→ **Short task**: Reproduce all of the material exactly as shown.

------------------------------------------------

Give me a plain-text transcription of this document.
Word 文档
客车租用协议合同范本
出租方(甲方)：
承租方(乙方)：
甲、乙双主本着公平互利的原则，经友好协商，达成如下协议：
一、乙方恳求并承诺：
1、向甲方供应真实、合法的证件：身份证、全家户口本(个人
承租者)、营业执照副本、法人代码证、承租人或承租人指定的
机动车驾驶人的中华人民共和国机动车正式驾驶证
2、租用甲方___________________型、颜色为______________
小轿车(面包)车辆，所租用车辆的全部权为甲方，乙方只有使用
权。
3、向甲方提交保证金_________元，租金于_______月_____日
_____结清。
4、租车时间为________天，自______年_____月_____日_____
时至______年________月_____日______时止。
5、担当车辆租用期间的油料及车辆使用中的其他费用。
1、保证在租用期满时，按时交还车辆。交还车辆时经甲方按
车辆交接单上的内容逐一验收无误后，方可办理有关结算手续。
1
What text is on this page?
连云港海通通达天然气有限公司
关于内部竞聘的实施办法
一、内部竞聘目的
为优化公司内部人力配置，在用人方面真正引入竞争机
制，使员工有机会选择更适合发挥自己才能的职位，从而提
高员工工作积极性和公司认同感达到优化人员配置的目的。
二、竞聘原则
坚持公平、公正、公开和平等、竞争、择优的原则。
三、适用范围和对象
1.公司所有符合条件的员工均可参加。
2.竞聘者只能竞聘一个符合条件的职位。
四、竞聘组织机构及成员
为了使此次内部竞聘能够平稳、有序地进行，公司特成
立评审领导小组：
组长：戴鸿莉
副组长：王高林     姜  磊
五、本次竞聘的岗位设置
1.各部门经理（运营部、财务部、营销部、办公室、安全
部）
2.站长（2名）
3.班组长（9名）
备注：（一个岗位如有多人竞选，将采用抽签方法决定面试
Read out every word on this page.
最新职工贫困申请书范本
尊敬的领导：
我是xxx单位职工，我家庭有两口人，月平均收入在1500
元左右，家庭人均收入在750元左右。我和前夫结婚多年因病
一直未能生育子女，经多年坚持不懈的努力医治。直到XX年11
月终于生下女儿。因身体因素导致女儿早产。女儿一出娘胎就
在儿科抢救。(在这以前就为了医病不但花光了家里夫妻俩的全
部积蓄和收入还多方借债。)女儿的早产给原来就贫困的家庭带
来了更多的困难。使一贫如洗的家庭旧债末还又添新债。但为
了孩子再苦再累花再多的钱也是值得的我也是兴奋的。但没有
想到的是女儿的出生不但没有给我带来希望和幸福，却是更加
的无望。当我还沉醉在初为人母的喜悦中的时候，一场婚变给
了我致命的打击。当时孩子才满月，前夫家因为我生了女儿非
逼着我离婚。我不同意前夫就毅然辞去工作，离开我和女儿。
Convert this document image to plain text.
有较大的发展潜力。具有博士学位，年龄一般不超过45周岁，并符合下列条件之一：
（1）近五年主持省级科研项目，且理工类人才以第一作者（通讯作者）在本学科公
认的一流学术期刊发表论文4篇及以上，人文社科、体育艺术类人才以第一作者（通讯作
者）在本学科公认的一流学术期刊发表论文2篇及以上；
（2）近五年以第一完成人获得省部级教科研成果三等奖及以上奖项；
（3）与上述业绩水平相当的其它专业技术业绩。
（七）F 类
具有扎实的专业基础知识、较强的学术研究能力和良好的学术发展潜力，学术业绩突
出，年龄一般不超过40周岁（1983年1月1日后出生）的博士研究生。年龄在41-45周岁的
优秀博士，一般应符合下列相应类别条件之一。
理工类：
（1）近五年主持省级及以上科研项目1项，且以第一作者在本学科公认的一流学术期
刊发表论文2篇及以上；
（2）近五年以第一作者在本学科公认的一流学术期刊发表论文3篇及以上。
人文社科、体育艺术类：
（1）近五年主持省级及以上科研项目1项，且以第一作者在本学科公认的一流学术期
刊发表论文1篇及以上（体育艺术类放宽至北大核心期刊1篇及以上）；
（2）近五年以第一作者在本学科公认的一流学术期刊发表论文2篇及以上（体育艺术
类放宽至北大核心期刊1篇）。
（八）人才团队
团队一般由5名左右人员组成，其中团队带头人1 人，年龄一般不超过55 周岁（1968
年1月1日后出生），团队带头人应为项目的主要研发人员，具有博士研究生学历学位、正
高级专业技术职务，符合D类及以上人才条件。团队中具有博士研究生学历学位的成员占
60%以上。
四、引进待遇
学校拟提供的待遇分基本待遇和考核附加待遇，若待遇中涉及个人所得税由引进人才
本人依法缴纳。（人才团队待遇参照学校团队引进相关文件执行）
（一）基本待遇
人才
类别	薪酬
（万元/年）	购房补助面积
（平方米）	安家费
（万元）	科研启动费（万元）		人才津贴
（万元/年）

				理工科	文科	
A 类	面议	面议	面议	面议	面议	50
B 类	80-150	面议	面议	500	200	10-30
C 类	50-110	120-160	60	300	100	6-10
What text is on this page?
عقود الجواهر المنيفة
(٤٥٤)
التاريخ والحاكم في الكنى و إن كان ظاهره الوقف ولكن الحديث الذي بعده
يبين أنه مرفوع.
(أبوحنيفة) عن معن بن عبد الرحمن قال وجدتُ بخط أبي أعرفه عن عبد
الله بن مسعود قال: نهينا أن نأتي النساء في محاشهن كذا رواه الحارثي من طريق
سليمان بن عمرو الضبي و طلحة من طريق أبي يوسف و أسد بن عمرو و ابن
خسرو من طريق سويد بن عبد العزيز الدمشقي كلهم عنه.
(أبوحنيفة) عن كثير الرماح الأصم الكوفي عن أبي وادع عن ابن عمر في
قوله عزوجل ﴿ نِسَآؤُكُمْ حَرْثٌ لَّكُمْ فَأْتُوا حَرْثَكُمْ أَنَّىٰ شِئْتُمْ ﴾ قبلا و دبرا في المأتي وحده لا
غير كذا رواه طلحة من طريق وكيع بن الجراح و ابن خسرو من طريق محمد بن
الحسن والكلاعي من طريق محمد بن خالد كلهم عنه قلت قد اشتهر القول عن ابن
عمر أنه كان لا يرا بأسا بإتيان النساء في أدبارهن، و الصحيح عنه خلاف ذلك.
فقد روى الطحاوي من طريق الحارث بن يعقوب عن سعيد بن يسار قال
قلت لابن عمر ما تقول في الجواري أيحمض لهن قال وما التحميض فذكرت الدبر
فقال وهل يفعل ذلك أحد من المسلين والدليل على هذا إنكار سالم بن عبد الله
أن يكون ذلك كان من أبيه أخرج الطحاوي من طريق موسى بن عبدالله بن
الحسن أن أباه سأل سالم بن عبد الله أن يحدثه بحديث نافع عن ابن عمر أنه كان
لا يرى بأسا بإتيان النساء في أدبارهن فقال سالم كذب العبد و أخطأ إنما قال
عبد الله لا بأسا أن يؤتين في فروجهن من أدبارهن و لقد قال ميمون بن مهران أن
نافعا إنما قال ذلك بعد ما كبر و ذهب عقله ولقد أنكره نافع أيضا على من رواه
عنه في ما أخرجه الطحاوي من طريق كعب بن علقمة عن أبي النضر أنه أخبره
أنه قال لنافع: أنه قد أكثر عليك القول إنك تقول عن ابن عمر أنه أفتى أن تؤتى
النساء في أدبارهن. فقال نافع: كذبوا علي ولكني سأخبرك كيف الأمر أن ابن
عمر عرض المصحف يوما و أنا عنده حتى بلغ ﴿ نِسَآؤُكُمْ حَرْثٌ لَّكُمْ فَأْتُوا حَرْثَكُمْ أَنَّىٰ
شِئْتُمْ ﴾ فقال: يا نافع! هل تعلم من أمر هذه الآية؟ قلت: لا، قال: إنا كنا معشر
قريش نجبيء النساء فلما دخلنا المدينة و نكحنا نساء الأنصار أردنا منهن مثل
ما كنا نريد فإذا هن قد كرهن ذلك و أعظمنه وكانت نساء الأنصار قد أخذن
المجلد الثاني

------------------------------------------------

→ **Written solution**:
Give me a plain-text transcription of this document.
Word 文档
客车租用协议合同范本
出租方(甲方)：
承租方(乙方)：
甲、乙双主本着公平互利的原则，经友好协商，达成如下协议：
一、乙方恳求并承诺：
1、向甲方供应真实、合法的证件：身份证、全家户口本(个人
承租者)、营业执照副本、法人代码证、承租人或承租人指定的
机动车驾驶人的中华人民共和国机动车正式驾驶证
2、租用甲方___________________型、颜色为______________
小轿车(面包)车辆，所租用车辆的全部权为甲方，乙方只有使用
权。
3、向甲方提交保证金_________元，租金于_______月_____日
_____结清。
4、租车时间为________天，自______年_____月_____日_____
时至______年________月_____日______时止。
5、担当车辆租用期间的油料及车辆使用中的其他费用。
1、保证在租用期满时，按时交还车辆。交还车辆时经甲方按
车辆交接单上的内容逐一验收无误后，方可办理有关结算手续。
1
What text is on this page?
连云港海通通达天然气有限公司
关于内部竞聘的实施办法
一、内部竞聘目的
为优化公司内部人力配置，在用人方面真正引入竞争机
制，使员工有机会选择更适合发挥自己才能的职位，从而提
高员工工作积极性和公司认同感达到优化人员配置的目的。
二、竞聘原则
坚持公平、公正、公开和平等、竞争、择优的原则。
三、适用范围和对象
1.公司所有符合条件的员工均可参加。
2.竞聘者只能竞聘一个符合条件的职位。
四、竞聘组织机构及成员
为了使此次内部竞聘能够平稳、有序地进行，公司特成
立评审领导小组：
组长：戴鸿莉
副组长：王高林     姜  磊
五、本次竞聘的岗位设置
1.各部门经理（运营部、财务部、营销部、办公室、安全
部）
2.站长（2名）
3.班组长（9名）
备注：（一个岗位如有多人竞选，将采用抽签方法决定面试
Read out every word on this page.
最新职工贫困申请书范本
尊敬的领导：
我是xxx单位职工，我家庭有两口人，月平均收入在1500
元左右，家庭人均收入在750元左右。我和前夫结婚多年因病
一直未能生育子女，经多年坚持不懈的努力医治。直到XX年11
月终于生下女儿。因身体因素导致女儿早产。女儿一出娘胎就
在儿科抢救。(在这以前就为了医病不但花光了家里夫妻俩的全
部积蓄和收入还多方借债。)女儿的早产给原来就贫困的家庭带
来了更多的困难。使一贫如洗的家庭旧债末还又添新债。但为
了孩子再苦再累花再多的钱也是值得的我也是兴奋的。但没有
想到的是女儿的出生不但没有给我带来希望和幸福，却是更加
的无望。当我还沉醉在初为人母的喜悦中的时候，一场婚变给
了我致命的打击。当时孩子才满月，前夫家因为我生了女儿非
逼着我离婚。我不同意前夫就毅然辞去工作，离开我和女儿。
Convert this document image to plain text.
有较大的发展潜力。具有博士学位，年龄一般不超过45周岁，并符合下列条件之一：
（1）近五年主持省级科研项目，且理工类人才以第一作者（通讯作者）在本学科公
认的一流学术期刊发表论文4篇及以上，人文社科、体育艺术类人才以第一作者（通讯作
者）在本学科公认的一流学术期刊发表论文2篇及以上；
（2）近五年以第一完成人获得省部级教科研成果三等奖及以上奖项；
（3）与上述业绩水平相当的其它专业技术业绩。
（七）F 类
具有扎实的专业基础知识、较强的学术研究能力和良好的学术发展潜力，学术业绩突
出，年龄一般不超过40周岁（1983年1月1日后出生）的博士研究生。年龄在41-45周岁的
优秀博士，一般应符合下列相应类别条件之一。
理工类：
（1）近五年主持省级及以上科研项目1项，且以第一作者在本学科公认的一流学术期
刊发表论文2篇及以上；
（2）近五年以第一作者在本学科公认的一流学术期刊发表论文3篇及以上。
人文社科、体育艺术类：
（1）近五年主持省级及以上科研项目1项，且以第一作者在本学科公认的一流学术期
刊发表论文1篇及以上（体育艺术类放宽至北大核心期刊1篇及以上）；
（2）近五年以第一作者在本学科公认的一流学术期刊发表论文2篇及以上（体育艺术
类放宽至北大核心期刊1篇）。
（八）人才团队
团队一般由5名左右人员组成，其中团队带头人1 人，年龄一般不超过55 周岁（1968
年1月1日后出生），团队带头人应为项目的主要研发人员，具有博士研究生学历学位、正
高级专业技术职务，符合D类及以上人才条件。团队中具有博士研究生学历学位的成员占
60%以上。
四、引进待遇
学校拟提供的待遇分基本待遇和考核附加待遇，若待遇中涉及个人所得税由引进人才
本人依法缴纳。（人才团队待遇参照学校团队引进相关文件执行）
（一）基本待遇
人才
类别	薪酬
（万元/年）	购房补助面积
（平方米）	安家费
（万元）	科研启动费（万元）		人才津贴
（万元/年）

				理工科	文科	
A 类	面议	面议	面议	面议	面议	50
B 类	80-150	面议	面议	500	200	10-30
C 类	50-110	120-160	60	300	100	6-10
What text is on this page?
عقود الجواهر المنيفة
(٤٥٤)
التاريخ والحاكم في الكنى و إن كان ظاهره الوقف ولكن الحديث الذي بعده
يبين أنه مرفوع.
(أبوحنيفة) عن معن بن عبد الرحمن قال وجدتُ بخط أبي أعرفه عن عبد
الله بن مسعود قال: نهينا أن نأتي النساء في محاشهن كذا رواه الحارثي من طريق
سليمان بن عمرو الضبي و طلحة من طريق أبي يوسف و أسد بن عمرو و ابن
خسرو من طريق سويد بن عبد العزيز الدمشقي كلهم عنه.
(أبوحنيفة) عن كثير الرماح الأصم الكوفي عن أبي وادع عن ابن عمر في
قوله عزوجل ﴿ نِسَآؤُكُمْ حَرْثٌ لَّكُمْ فَأْتُوا حَرْثَكُمْ أَنَّىٰ شِئْتُمْ ﴾ قبلا و دبرا في المأتي وحده لا
غير كذا رواه طلحة من طريق وكيع بن الجراح و ابن خسرو من طريق محمد بن
الحسن والكلاعي من طريق محمد بن خالد كلهم عنه قلت قد اشتهر القول عن ابن
عمر أنه كان لا يرا بأسا بإتيان النساء في أدبارهن، و الصحيح عنه خلاف ذلك.
فقد روى الطحاوي من طريق الحارث بن يعقوب عن سعيد بن يسار قال
قلت لابن عمر ما تقول في الجواري أيحمض لهن قال وما التحميض فذكرت الدبر
فقال وهل يفعل ذلك أحد من المسلين والدليل على هذا إنكار سالم بن عبد الله
أن يكون ذلك كان من أبيه أخرج الطحاوي من طريق موسى بن عبدالله بن
الحسن أن أباه سأل سالم بن عبد الله أن يحدثه بحديث نافع عن ابن عمر أنه كان
لا يرى بأسا بإتيان النساء في أدبارهن فقال سالم كذب العبد و أخطأ إنما قال
عبد الله لا بأسا أن يؤتين في فروجهن من أدبارهن و لقد قال ميمون بن مهران أن
نافعا إنما قال ذلك بعد ما كبر و ذهب عقله ولقد أنكره نافع أيضا على من رواه
عنه في ما أخرجه الطحاوي من طريق كعب بن علقمة عن أبي النضر أنه أخبره
أنه قال لنافع: أنه قد أكثر عليك القول إنك تقول عن ابن عمر أنه أفتى أن تؤتى
النساء في أدبارهن. فقال نافع: كذبوا علي ولكني سأخبرك كيف الأمر أن ابن
عمر عرض المصحف يوما و أنا عنده حتى بلغ ﴿ نِسَآؤُكُمْ حَرْثٌ لَّكُمْ فَأْتُوا حَرْثَكُمْ أَنَّىٰ
شِئْتُمْ ﴾ فقال: يا نافع! هل تعلم من أمر هذه الآية؟ قلت: لا، قال: إنا كنا معشر
قريش نجبيء النساء فلما دخلنا المدينة و نكحنا نساء الأنصار أردنا منهن مثل
ما كنا نريد فإذا هن قد كرهن ذلك و أعظمنه وكانت نساء الأنصار قد أخذن
المجلد الثاني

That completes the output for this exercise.